[Exercise goal]
Return every line below as is, leaving out the pictures.

====== Extracted data

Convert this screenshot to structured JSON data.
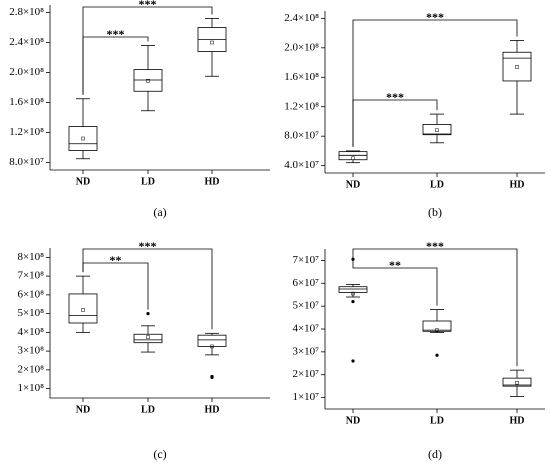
{
  "chart_data": [
    {
      "type": "box",
      "caption": "(a)",
      "categories": [
        "ND",
        "LD",
        "HD"
      ],
      "min": [
        85000000,
        149000000,
        195000000
      ],
      "q1": [
        96000000,
        175000000,
        228000000
      ],
      "median": [
        105000000,
        190000000,
        244000000
      ],
      "q3": [
        128000000,
        204000000,
        260000000
      ],
      "max": [
        165000000,
        236000000,
        272000000
      ],
      "mean": [
        112000000,
        189000000,
        240000000
      ],
      "outliers": [
        [],
        [],
        []
      ],
      "ylim": [
        70000000,
        290000000
      ],
      "yticks": [
        {
          "value": 80000000,
          "label": "8.0×10⁷"
        },
        {
          "value": 120000000,
          "label": "1.2×10⁸"
        },
        {
          "value": 160000000,
          "label": "1.6×10⁸"
        },
        {
          "value": 200000000,
          "label": "2.0×10⁸"
        },
        {
          "value": 240000000,
          "label": "2.4×10⁸"
        },
        {
          "value": 280000000,
          "label": "2.8×10⁸"
        }
      ],
      "brackets": [
        {
          "from": 0,
          "to": 1,
          "label": "***"
        },
        {
          "from": 0,
          "to": 2,
          "label": "***"
        }
      ]
    },
    {
      "type": "box",
      "caption": "(b)",
      "categories": [
        "ND",
        "LD",
        "HD"
      ],
      "min": [
        44000000,
        71000000,
        110000000
      ],
      "q1": [
        48000000,
        82000000,
        155000000
      ],
      "median": [
        54000000,
        83000000,
        186000000
      ],
      "q3": [
        59000000,
        96000000,
        194000000
      ],
      "max": [
        60000000,
        110000000,
        210000000
      ],
      "mean": [
        50000000,
        88000000,
        174000000
      ],
      "outliers": [
        [],
        [],
        []
      ],
      "ylim": [
        30000000,
        250000000
      ],
      "yticks": [
        {
          "value": 40000000,
          "label": "4.0×10⁷"
        },
        {
          "value": 80000000,
          "label": "8.0×10⁷"
        },
        {
          "value": 120000000,
          "label": "1.2×10⁸"
        },
        {
          "value": 160000000,
          "label": "1.6×10⁸"
        },
        {
          "value": 200000000,
          "label": "2.0×10⁸"
        },
        {
          "value": 240000000,
          "label": "2.4×10⁸"
        }
      ],
      "brackets": [
        {
          "from": 0,
          "to": 1,
          "label": "***"
        },
        {
          "from": 0,
          "to": 2,
          "label": "***"
        }
      ]
    },
    {
      "type": "box",
      "caption": "(c)",
      "categories": [
        "ND",
        "LD",
        "HD"
      ],
      "min": [
        400000000,
        295000000,
        280000000
      ],
      "q1": [
        450000000,
        345000000,
        325000000
      ],
      "median": [
        490000000,
        360000000,
        360000000
      ],
      "q3": [
        605000000,
        390000000,
        385000000
      ],
      "max": [
        700000000,
        435000000,
        395000000
      ],
      "mean": [
        520000000,
        375000000,
        325000000
      ],
      "outliers": [
        [],
        [
          500000000
        ],
        [
          160000000,
          165000000
        ]
      ],
      "ylim": [
        50000000,
        850000000
      ],
      "yticks": [
        {
          "value": 100000000,
          "label": "1×10⁸"
        },
        {
          "value": 200000000,
          "label": "2×10⁸"
        },
        {
          "value": 300000000,
          "label": "3×10⁸"
        },
        {
          "value": 400000000,
          "label": "4×10⁸"
        },
        {
          "value": 500000000,
          "label": "5×10⁸"
        },
        {
          "value": 600000000,
          "label": "6×10⁸"
        },
        {
          "value": 700000000,
          "label": "7×10⁸"
        },
        {
          "value": 800000000,
          "label": "8×10⁸"
        }
      ],
      "brackets": [
        {
          "from": 0,
          "to": 1,
          "label": "**"
        },
        {
          "from": 0,
          "to": 2,
          "label": "***"
        }
      ]
    },
    {
      "type": "box",
      "caption": "(d)",
      "categories": [
        "ND",
        "LD",
        "HD"
      ],
      "min": [
        54000000,
        38500000,
        10500000
      ],
      "q1": [
        56000000,
        39000000,
        15000000
      ],
      "median": [
        57500000,
        39500000,
        15500000
      ],
      "q3": [
        58500000,
        43500000,
        18500000
      ],
      "max": [
        59500000,
        48500000,
        22000000
      ],
      "mean": [
        55500000,
        39500000,
        16500000
      ],
      "outliers": [
        [
          70500000,
          52000000,
          26000000
        ],
        [
          28500000
        ],
        []
      ],
      "ylim": [
        5000000,
        75000000
      ],
      "yticks": [
        {
          "value": 10000000,
          "label": "1×10⁷"
        },
        {
          "value": 20000000,
          "label": "2×10⁷"
        },
        {
          "value": 30000000,
          "label": "3×10⁷"
        },
        {
          "value": 40000000,
          "label": "4×10⁷"
        },
        {
          "value": 50000000,
          "label": "5×10⁷"
        },
        {
          "value": 60000000,
          "label": "6×10⁷"
        },
        {
          "value": 70000000,
          "label": "7×10⁷"
        }
      ],
      "brackets": [
        {
          "from": 0,
          "to": 1,
          "label": "**"
        },
        {
          "from": 0,
          "to": 2,
          "label": "***"
        }
      ]
    }
  ]
}
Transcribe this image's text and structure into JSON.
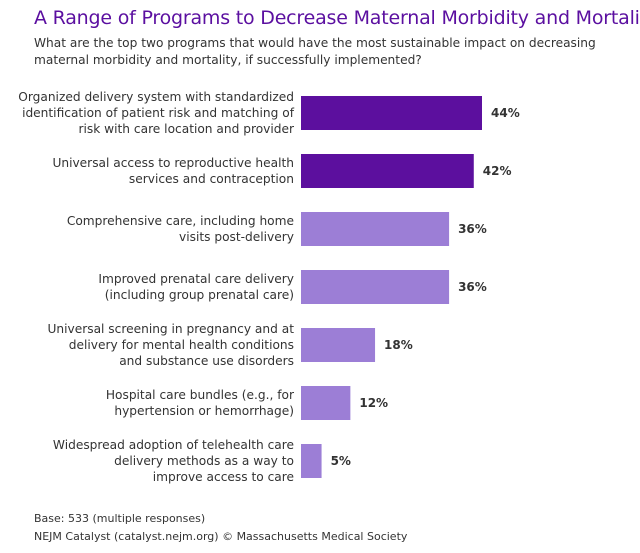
{
  "header": {
    "title": "A Range of Programs to Decrease Maternal Morbidity and Mortality",
    "subtitle": "What are the top two programs that would have the most sustainable impact on decreasing maternal morbidity and mortality, if successfully implemented?"
  },
  "footer": {
    "base": "Base: 533 (multiple responses)",
    "source": "NEJM Catalyst (catalyst.nejm.org) © Massachusetts Medical Society"
  },
  "colors": {
    "title": "#5b0fa0",
    "bar_highlight": "#5c0f9e",
    "bar_normal": "#9c7ed6",
    "text": "#333333"
  },
  "chart_data": {
    "type": "bar",
    "orientation": "horizontal",
    "title": "A Range of Programs to Decrease Maternal Morbidity and Mortality",
    "unit": "%",
    "xlim": [
      0,
      50
    ],
    "categories": [
      [
        "Organized delivery system with standardized",
        "identification of patient risk and matching of",
        "risk with care location and provider"
      ],
      [
        "Universal access to reproductive health",
        "services and contraception"
      ],
      [
        "Comprehensive care, including home",
        "visits post-delivery"
      ],
      [
        "Improved prenatal care delivery",
        "(including group prenatal care)"
      ],
      [
        "Universal screening in pregnancy and at",
        "delivery for mental health conditions",
        "and substance use disorders"
      ],
      [
        "Hospital care bundles (e.g., for",
        "hypertension or hemorrhage)"
      ],
      [
        "Widespread adoption of telehealth care",
        "delivery methods as a way to",
        "improve access to care"
      ]
    ],
    "values": [
      44,
      42,
      36,
      36,
      18,
      12,
      5
    ],
    "value_labels": [
      "44%",
      "42%",
      "36%",
      "36%",
      "18%",
      "12%",
      "5%"
    ],
    "highlighted": [
      true,
      true,
      false,
      false,
      false,
      false,
      false
    ]
  }
}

============

[Solution below]
Convert this screenshot to structured JSON data.
{
  "chart_data": [
    {
      "type": "box",
      "caption": "(a)",
      "categories": [
        "ND",
        "LD",
        "HD"
      ],
      "min": [
        85000000,
        149000000,
        195000000
      ],
      "q1": [
        96000000,
        175000000,
        228000000
      ],
      "median": [
        105000000,
        190000000,
        244000000
      ],
      "q3": [
        128000000,
        204000000,
        260000000
      ],
      "max": [
        165000000,
        236000000,
        272000000
      ],
      "mean": [
        112000000,
        189000000,
        240000000
      ],
      "outliers": [
        [],
        [],
        []
      ],
      "ylim": [
        70000000,
        290000000
      ],
      "yticks": [
        {
          "value": 80000000,
          "label": "8.0×10⁷"
        },
        {
          "value": 120000000,
          "label": "1.2×10⁸"
        },
        {
          "value": 160000000,
          "label": "1.6×10⁸"
        },
        {
          "value": 200000000,
          "label": "2.0×10⁸"
        },
        {
          "value": 240000000,
          "label": "2.4×10⁸"
        },
        {
          "value": 280000000,
          "label": "2.8×10⁸"
        }
      ],
      "brackets": [
        {
          "from": 0,
          "to": 1,
          "label": "***"
        },
        {
          "from": 0,
          "to": 2,
          "label": "***"
        }
      ]
    },
    {
      "type": "box",
      "caption": "(b)",
      "categories": [
        "ND",
        "LD",
        "HD"
      ],
      "min": [
        44000000,
        71000000,
        110000000
      ],
      "q1": [
        48000000,
        82000000,
        155000000
      ],
      "median": [
        54000000,
        83000000,
        186000000
      ],
      "q3": [
        59000000,
        96000000,
        194000000
      ],
      "max": [
        60000000,
        110000000,
        210000000
      ],
      "mean": [
        50000000,
        88000000,
        174000000
      ],
      "outliers": [
        [],
        [],
        []
      ],
      "ylim": [
        30000000,
        250000000
      ],
      "yticks": [
        {
          "value": 40000000,
          "label": "4.0×10⁷"
        },
        {
          "value": 80000000,
          "label": "8.0×10⁷"
        },
        {
          "value": 120000000,
          "label": "1.2×10⁸"
        },
        {
          "value": 160000000,
          "label": "1.6×10⁸"
        },
        {
          "value": 200000000,
          "label": "2.0×10⁸"
        },
        {
          "value": 240000000,
          "label": "2.4×10⁸"
        }
      ],
      "brackets": [
        {
          "from": 0,
          "to": 1,
          "label": "***"
        },
        {
          "from": 0,
          "to": 2,
          "label": "***"
        }
      ]
    },
    {
      "type": "box",
      "caption": "(c)",
      "categories": [
        "ND",
        "LD",
        "HD"
      ],
      "min": [
        400000000,
        295000000,
        280000000
      ],
      "q1": [
        450000000,
        345000000,
        325000000
      ],
      "median": [
        490000000,
        360000000,
        360000000
      ],
      "q3": [
        605000000,
        390000000,
        385000000
      ],
      "max": [
        700000000,
        435000000,
        395000000
      ],
      "mean": [
        520000000,
        375000000,
        325000000
      ],
      "outliers": [
        [],
        [
          500000000
        ],
        [
          160000000,
          165000000
        ]
      ],
      "ylim": [
        50000000,
        850000000
      ],
      "yticks": [
        {
          "value": 100000000,
          "label": "1×10⁸"
        },
        {
          "value": 200000000,
          "label": "2×10⁸"
        },
        {
          "value": 300000000,
          "label": "3×10⁸"
        },
        {
          "value": 400000000,
          "label": "4×10⁸"
        },
        {
          "value": 500000000,
          "label": "5×10⁸"
        },
        {
          "value": 600000000,
          "label": "6×10⁸"
        },
        {
          "value": 700000000,
          "label": "7×10⁸"
        },
        {
          "value": 800000000,
          "label": "8×10⁸"
        }
      ],
      "brackets": [
        {
          "from": 0,
          "to": 1,
          "label": "**"
        },
        {
          "from": 0,
          "to": 2,
          "label": "***"
        }
      ]
    },
    {
      "type": "box",
      "caption": "(d)",
      "categories": [
        "ND",
        "LD",
        "HD"
      ],
      "min": [
        54000000,
        38500000,
        10500000
      ],
      "q1": [
        56000000,
        39000000,
        15000000
      ],
      "median": [
        57500000,
        39500000,
        15500000
      ],
      "q3": [
        58500000,
        43500000,
        18500000
      ],
      "max": [
        59500000,
        48500000,
        22000000
      ],
      "mean": [
        55500000,
        39500000,
        16500000
      ],
      "outliers": [
        [
          70500000,
          52000000,
          26000000
        ],
        [
          28500000
        ],
        []
      ],
      "ylim": [
        5000000,
        75000000
      ],
      "yticks": [
        {
          "value": 10000000,
          "label": "1×10⁷"
        },
        {
          "value": 20000000,
          "label": "2×10⁷"
        },
        {
          "value": 30000000,
          "label": "3×10⁷"
        },
        {
          "value": 40000000,
          "label": "4×10⁷"
        },
        {
          "value": 50000000,
          "label": "5×10⁷"
        },
        {
          "value": 60000000,
          "label": "6×10⁷"
        },
        {
          "value": 70000000,
          "label": "7×10⁷"
        }
      ],
      "brackets": [
        {
          "from": 0,
          "to": 1,
          "label": "**"
        },
        {
          "from": 0,
          "to": 2,
          "label": "***"
        }
      ]
    }
  ]
}
Transcribe this image's text and structure into JSON.
{
  "header": {
    "title": "A Range of Programs to Decrease Maternal Morbidity and Mortality",
    "subtitle": "What are the top two programs that would have the most sustainable impact on decreasing maternal morbidity and mortality, if successfully implemented?"
  },
  "footer": {
    "base": "Base: 533 (multiple responses)",
    "source": "NEJM Catalyst (catalyst.nejm.org) © Massachusetts Medical Society"
  },
  "colors": {
    "title": "#5b0fa0",
    "bar_highlight": "#5c0f9e",
    "bar_normal": "#9c7ed6",
    "text": "#333333"
  },
  "chart_data": {
    "type": "bar",
    "orientation": "horizontal",
    "title": "A Range of Programs to Decrease Maternal Morbidity and Mortality",
    "unit": "%",
    "xlim": [
      0,
      50
    ],
    "categories": [
      [
        "Organized delivery system with standardized",
        "identification of patient risk and matching of",
        "risk with care location and provider"
      ],
      [
        "Universal access to reproductive health",
        "services and contraception"
      ],
      [
        "Comprehensive care, including home",
        "visits post-delivery"
      ],
      [
        "Improved prenatal care delivery",
        "(including group prenatal care)"
      ],
      [
        "Universal screening in pregnancy and at",
        "delivery for mental health conditions",
        "and substance use disorders"
      ],
      [
        "Hospital care bundles (e.g., for",
        "hypertension or hemorrhage)"
      ],
      [
        "Widespread adoption of telehealth care",
        "delivery methods as a way to",
        "improve access to care"
      ]
    ],
    "values": [
      44,
      42,
      36,
      36,
      18,
      12,
      5
    ],
    "value_labels": [
      "44%",
      "42%",
      "36%",
      "36%",
      "18%",
      "12%",
      "5%"
    ],
    "highlighted": [
      true,
      true,
      false,
      false,
      false,
      false,
      false
    ]
  }
}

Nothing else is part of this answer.